■ **Record list**:
>>>>>

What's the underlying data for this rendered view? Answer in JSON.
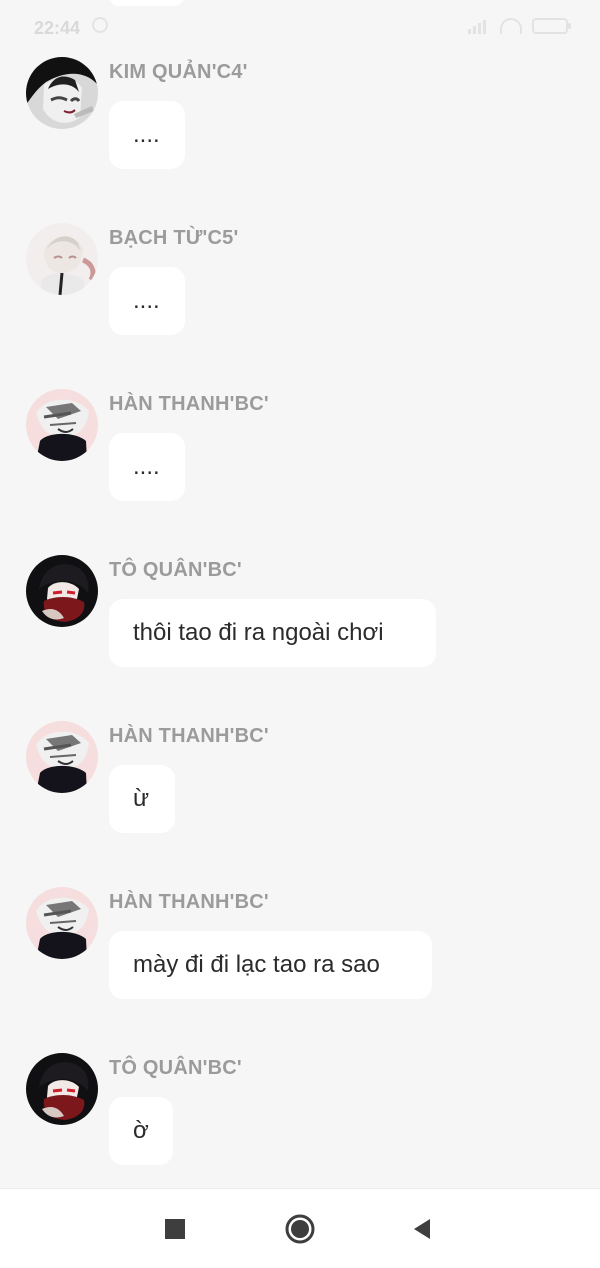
{
  "status_bar": {
    "time": "22:44"
  },
  "messages": [
    {
      "sender": "KIM QUẢN'C4'",
      "text": "....",
      "avatar_icon": "dark-hair-character-avatar"
    },
    {
      "sender": "BẠCH TỪ'C5'",
      "text": "....",
      "avatar_icon": "light-hair-character-avatar"
    },
    {
      "sender": "HÀN THANH'BC'",
      "text": "....",
      "avatar_icon": "masked-character-avatar"
    },
    {
      "sender": "TÔ QUÂN'BC'",
      "text": "thôi tao đi ra ngoài chơi",
      "avatar_icon": "red-scarf-character-avatar"
    },
    {
      "sender": "HÀN THANH'BC'",
      "text": "ừ",
      "avatar_icon": "masked-character-avatar"
    },
    {
      "sender": "HÀN THANH'BC'",
      "text": "mày đi đi lạc tao ra sao",
      "avatar_icon": "masked-character-avatar"
    },
    {
      "sender": "TÔ QUÂN'BC'",
      "text": "ờ",
      "avatar_icon": "red-scarf-character-avatar"
    }
  ],
  "nav_bar": {
    "icons": [
      "recent-apps-icon",
      "home-icon",
      "back-icon"
    ]
  },
  "colors": {
    "background": "#f6f6f6",
    "bubble": "#ffffff",
    "sender_text": "#9b9b9b",
    "message_text": "#2b2b2b"
  }
}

<<<<<

■ **Exercise brief**: Set the data above down again exactly as given, with no pictures.

■ **Task response**:
What's the underlying data for this rendered view? Answer in JSON.
{
  "status_bar": {
    "time": "22:44"
  },
  "messages": [
    {
      "sender": "KIM QUẢN'C4'",
      "text": "....",
      "avatar_icon": "dark-hair-character-avatar"
    },
    {
      "sender": "BẠCH TỪ'C5'",
      "text": "....",
      "avatar_icon": "light-hair-character-avatar"
    },
    {
      "sender": "HÀN THANH'BC'",
      "text": "....",
      "avatar_icon": "masked-character-avatar"
    },
    {
      "sender": "TÔ QUÂN'BC'",
      "text": "thôi tao đi ra ngoài chơi",
      "avatar_icon": "red-scarf-character-avatar"
    },
    {
      "sender": "HÀN THANH'BC'",
      "text": "ừ",
      "avatar_icon": "masked-character-avatar"
    },
    {
      "sender": "HÀN THANH'BC'",
      "text": "mày đi đi lạc tao ra sao",
      "avatar_icon": "masked-character-avatar"
    },
    {
      "sender": "TÔ QUÂN'BC'",
      "text": "ờ",
      "avatar_icon": "red-scarf-character-avatar"
    }
  ],
  "nav_bar": {
    "icons": [
      "recent-apps-icon",
      "home-icon",
      "back-icon"
    ]
  },
  "colors": {
    "background": "#f6f6f6",
    "bubble": "#ffffff",
    "sender_text": "#9b9b9b",
    "message_text": "#2b2b2b"
  }
}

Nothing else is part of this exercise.